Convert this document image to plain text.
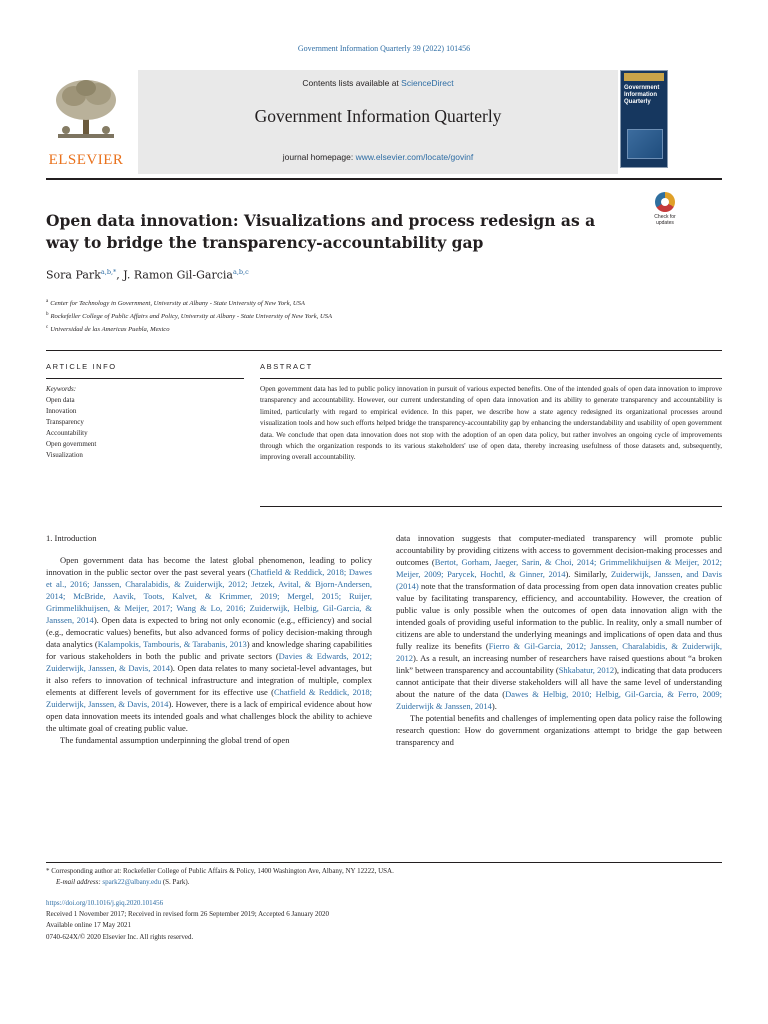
Government Information Quarterly 39 (2022) 101456
ELSEVIER
Contents lists available at ScienceDirect
Government Information Quarterly
journal homepage: www.elsevier.com/locate/govinf
Government Information Quarterly
Open data innovation: Visualizations and process redesign as a way to bridge the transparency-accountability gap
Check for updates
Sora Park$^{a,b,*}$, J. Ramon Gil-Garcia$^{a,b,c}$
$^a$ Center for Technology in Government, University at Albany - State University of New York, USA
$^b$ Rockefeller College of Public Affairs and Policy, University at Albany - State University of New York, USA
$^c$ Universidad de las Americas Puebla, Mexico
ARTICLE INFO	ABSTRACT
Keywords:
Open data
Innovation
Transparency
Accountability
Open government
Visualization
Open government data has led to public policy innovation in pursuit of various expected benefits. One of the intended goals of open data innovation to improve transparency and accountability. However, our current understanding of open data innovation and its ability to generate transparency and accountability is limited, particularly with regard to empirical evidence. In this paper, we describe how a state agency redesigned its organizational processes around visualization tools and how such efforts helped bridge the transparency-accountability gap by enhancing the understandability and usability of open government data. We conclude that open data innovation does not stop with the adoption of an open data policy, but rather involves an ongoing cycle of improvements through which the organization responds to its various stakeholders' use of open data, thereby increasing usefulness of those datasets and, subsequently, improving overall accountability.
1. Introduction

Open government data has become the latest global phenomenon, leading to policy innovation in the public sector over the past several years (Chatfield & Reddick, 2018; Dawes et al., 2016; Janssen, Charalabidis, & Zuiderwijk, 2012; Jetzek, Avital, & Bjorn-Andersen, 2014; McBride, Aavik, Toots, Kalvet, & Krimmer, 2019; Mergel, 2015; Ruijer, Grimmelikhuijsen, & Meijer, 2017; Wang & Lo, 2016; Zuiderwijk, Helbig, Gil-Garcia, & Janssen, 2014). Open data is expected to bring not only economic (e.g., efficiency) and social (e.g., democratic values) benefits, but also advanced forms of policy decision-making through data analytics (Kalampokis, Tambouris, & Tarabanis, 2013) and knowledge sharing capabilities for various stakeholders in both the public and private sectors (Davies & Edwards, 2012; Zuiderwijk, Janssen, & Davis, 2014). Open data relates to many societal-level advantages, but it also refers to innovation of technical infrastructure and integration of multiple, complex elements at different levels of government for its effective use (Chatfield & Reddick, 2018; Zuiderwijk, Janssen, & Davis, 2014). However, there is a lack of empirical evidence about how open data innovation meets its intended goals and what challenges block the ability to achieve the ultimate goal of creating public value.

The fundamental assumption underpinning the global trend of open

data innovation suggests that computer-mediated transparency will promote public accountability by providing citizens with access to government decision-making processes and outcomes (Bertot, Gorham, Jaeger, Sarin, & Choi, 2014; Grimmelikhuijsen & Meijer, 2012; Meijer, 2009; Parycek, Hochtl, & Ginner, 2014). Similarly, Zuiderwijk, Janssen, and Davis (2014) note that the transformation of data processing from open data innovation creates public value by facilitating transparency, efficiency, and accountability. However, the creation of public value is only possible when the outcomes of open data innovation align with the intended goals of providing useful information to the public. In reality, only a small number of citizens are able to understand the underlying meanings and implications of open data and thus fully realize its benefits (Fierro & Gil-Garcia, 2012; Janssen, Charalabidis, & Zuiderwijk, 2012). As a result, an increasing number of researchers have raised questions about “a broken link” between transparency and accountability (Shkabatur, 2012), indicating that data producers cannot anticipate that their diverse stakeholders will all have the same level of understanding about the nature of the data (Dawes & Helbig, 2010; Helbig, Gil-Garcia, & Ferro, 2009; Zuiderwijk & Janssen, 2014).

The potential benefits and challenges of implementing open data policy raise the following research question: How do government organizations attempt to bridge the gap between transparency and

* Corresponding author at: Rockefeller College of Public Affairs & Policy, 1400 Washington Ave, Albany, NY 12222, USA.
E-mail address: spark22@albany.edu (S. Park).
https://doi.org/10.1016/j.giq.2020.101456
Received 1 November 2017; Received in revised form 26 September 2019; Accepted 6 January 2020
Available online 17 May 2021
0740-624X/© 2020 Elsevier Inc. All rights reserved.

####################

= Set problem =
Look for lines containing the string "York" and copy them all.

= Task result =
$^a$ Center for Technology in Government, University at Albany - State University of New York, USA
$^b$ Rockefeller College of Public Affairs and Policy, University at Albany - State University of New York, USA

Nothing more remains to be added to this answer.